• Prompt
Skip the pictures. Copy all the rest of the records down exactly.

• Provided material

================

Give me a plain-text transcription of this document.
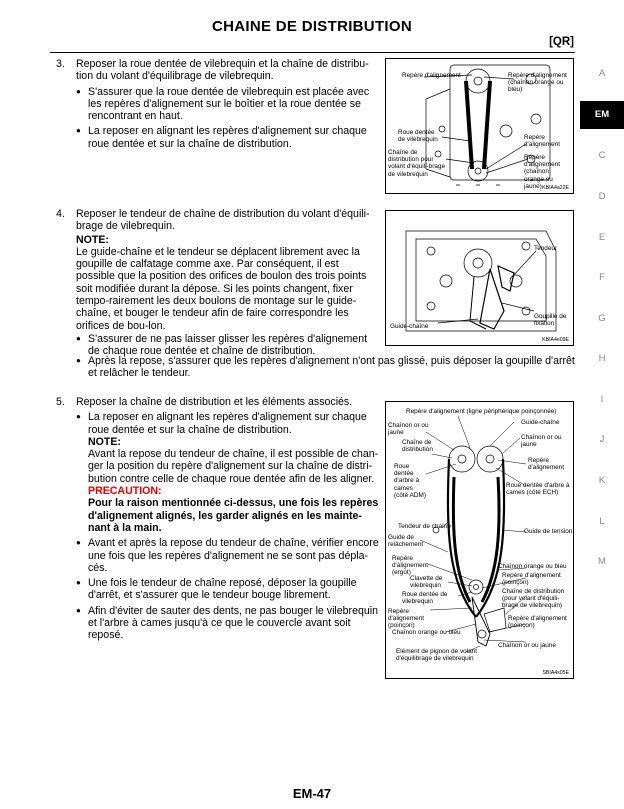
CHAINE DE DISTRIBUTION
[QR]
A
EM
C
D
E
F
G
H
I
J
K
L
M
3.	Reposer la roue dentée de vilebrequin et la chaîne de distribu-
tion du volant d'équilibrage de vilebrequin.
● S'assurer que la roue dentée de vilebrequin est placée avec les repères d'alignement sur le boîtier et la roue dentée se rencontrant en haut.
● La reposer en alignant les repères d'alignement sur chaque roue dentée et sur la chaîne de distribution.
Repère d'alignement	Repère d'alignement (chaînon orange ou bleu)
Roue dentée de vilebrequin
Chaîne de distribution pour volant d'équili-brage de vilebrequin
Repère d'alignement
Repère d'alignement (chaînon orange ou jaune) KBIA4a22E
4.	Reposer le tendeur de chaîne de distribution du volant d'équili-brage de vilebrequin.
NOTE:
Le guide-chaîne et le tendeur se déplacent librement avec la goupille de calfatage comme axe. Par conséquent, il est possible que la position des orifices de boulon des trois points soit modifiée durant la dépose. Si les points changent, fixer tempo-rairement les deux boulons de montage sur le guide-chaîne, et bouger le tendeur afin de faire correspondre les orifices de bou-lon.
● S'assurer de ne pas laisser glisser les repères d'alignement de chaque roue dentée et chaîne de distribution.
● Après la repose, s'assurer que les repères d'alignement n'ont pas glissé, puis déposer la goupille d'arrêt et relâcher le tendeur.
Tendeur
Guide-chaîne
Goupille de fixation
KBIA4e09E
5.	Reposer la chaîne de distribution et les éléments associés.
● La reposer en alignant les repères d'alignement sur chaque roue dentée et sur la chaîne de distribution.
NOTE:
Avant la repose du tendeur de chaîne, il est possible de chan-ger la position du repère d'alignement sur la chaîne de distri-bution contre celle de chaque roue dentée afin de les aligner.
PRECAUTION:
Pour la raison mentionnée ci-dessus, une fois les repères d'alignement alignés, les garder alignés en les mainte-nant à la main.
● Avant et après la repose du tendeur de chaîne, vérifier encore une fois que les repères d'alignement ne se sont pas dépla-cés.
● Une fois le tendeur de chaîne reposé, déposer la goupille d'arrêt, et s'assurer que le tendeur bouge librement.
● Afin d'éviter de sauter des dents, ne pas bouger le vilebrequin et l'arbre à cames jusqu'à ce que le couvercle avant soit reposé.
Repère d'alignement (ligne périphérique poinçonnée)
Guide-chaîne
Chaînon or ou jaune
Chaînon or ou jaune
Chaîne de distribution
Roue dentée d'arbre à cames (côté ADM)
Repère d'alignement
Roue dentée d'arbre à cames (côté ECH)
Tendeur de chaîne
Guide de tension
Guide de relâchement
Repère d'alignement (ergot)
Chaînon orange ou bleu
Clavette de vilebrequin
Repère d'alignement (poinçon)
Roue dentée de vilebrequin
Chaîne de distribution (pour volant d'équili-brage de vilebrequin)
Repère d'alignement (poinçon)
Repère d'alignement (poinçon)
Chaînon orange ou bleu
Chaînon or ou jaune
Elément de pignon de volant d'équilibrage de vilebrequin
SBIA4s05E
EM-47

================

• The result
Give me a plain-text transcription of this document.
CHAINE DE DISTRIBUTION
[QR]
A
EM
C
D
E
F
G
H
I
J
K
L
M
3.	Reposer la roue dentée de vilebrequin et la chaîne de distribu-
tion du volant d'équilibrage de vilebrequin.
● S'assurer que la roue dentée de vilebrequin est placée avec les repères d'alignement sur le boîtier et la roue dentée se rencontrant en haut.
● La reposer en alignant les repères d'alignement sur chaque roue dentée et sur la chaîne de distribution.
Repère d'alignement	Repère d'alignement (chaînon orange ou bleu)
Roue dentée de vilebrequin
Chaîne de distribution pour volant d'équili-brage de vilebrequin
Repère d'alignement
Repère d'alignement (chaînon orange ou jaune) KBIA4a22E
4.	Reposer le tendeur de chaîne de distribution du volant d'équili-brage de vilebrequin.
NOTE:
Le guide-chaîne et le tendeur se déplacent librement avec la goupille de calfatage comme axe. Par conséquent, il est possible que la position des orifices de boulon des trois points soit modifiée durant la dépose. Si les points changent, fixer tempo-rairement les deux boulons de montage sur le guide-chaîne, et bouger le tendeur afin de faire correspondre les orifices de bou-lon.
● S'assurer de ne pas laisser glisser les repères d'alignement de chaque roue dentée et chaîne de distribution.
● Après la repose, s'assurer que les repères d'alignement n'ont pas glissé, puis déposer la goupille d'arrêt et relâcher le tendeur.
Tendeur
Guide-chaîne
Goupille de fixation
KBIA4e09E
5.	Reposer la chaîne de distribution et les éléments associés.
● La reposer en alignant les repères d'alignement sur chaque roue dentée et sur la chaîne de distribution.
NOTE:
Avant la repose du tendeur de chaîne, il est possible de chan-ger la position du repère d'alignement sur la chaîne de distri-bution contre celle de chaque roue dentée afin de les aligner.
PRECAUTION:
Pour la raison mentionnée ci-dessus, une fois les repères d'alignement alignés, les garder alignés en les mainte-nant à la main.
● Avant et après la repose du tendeur de chaîne, vérifier encore une fois que les repères d'alignement ne se sont pas dépla-cés.
● Une fois le tendeur de chaîne reposé, déposer la goupille d'arrêt, et s'assurer que le tendeur bouge librement.
● Afin d'éviter de sauter des dents, ne pas bouger le vilebrequin et l'arbre à cames jusqu'à ce que le couvercle avant soit reposé.
Repère d'alignement (ligne périphérique poinçonnée)
Guide-chaîne
Chaînon or ou jaune
Chaînon or ou jaune
Chaîne de distribution
Roue dentée d'arbre à cames (côté ADM)
Repère d'alignement
Roue dentée d'arbre à cames (côté ECH)
Tendeur de chaîne
Guide de tension
Guide de relâchement
Repère d'alignement (ergot)
Chaînon orange ou bleu
Clavette de vilebrequin
Repère d'alignement (poinçon)
Roue dentée de vilebrequin
Chaîne de distribution (pour volant d'équili-brage de vilebrequin)
Repère d'alignement (poinçon)
Repère d'alignement (poinçon)
Chaînon orange ou bleu
Chaînon or ou jaune
Elément de pignon de volant d'équilibrage de vilebrequin
SBIA4s05E
EM-47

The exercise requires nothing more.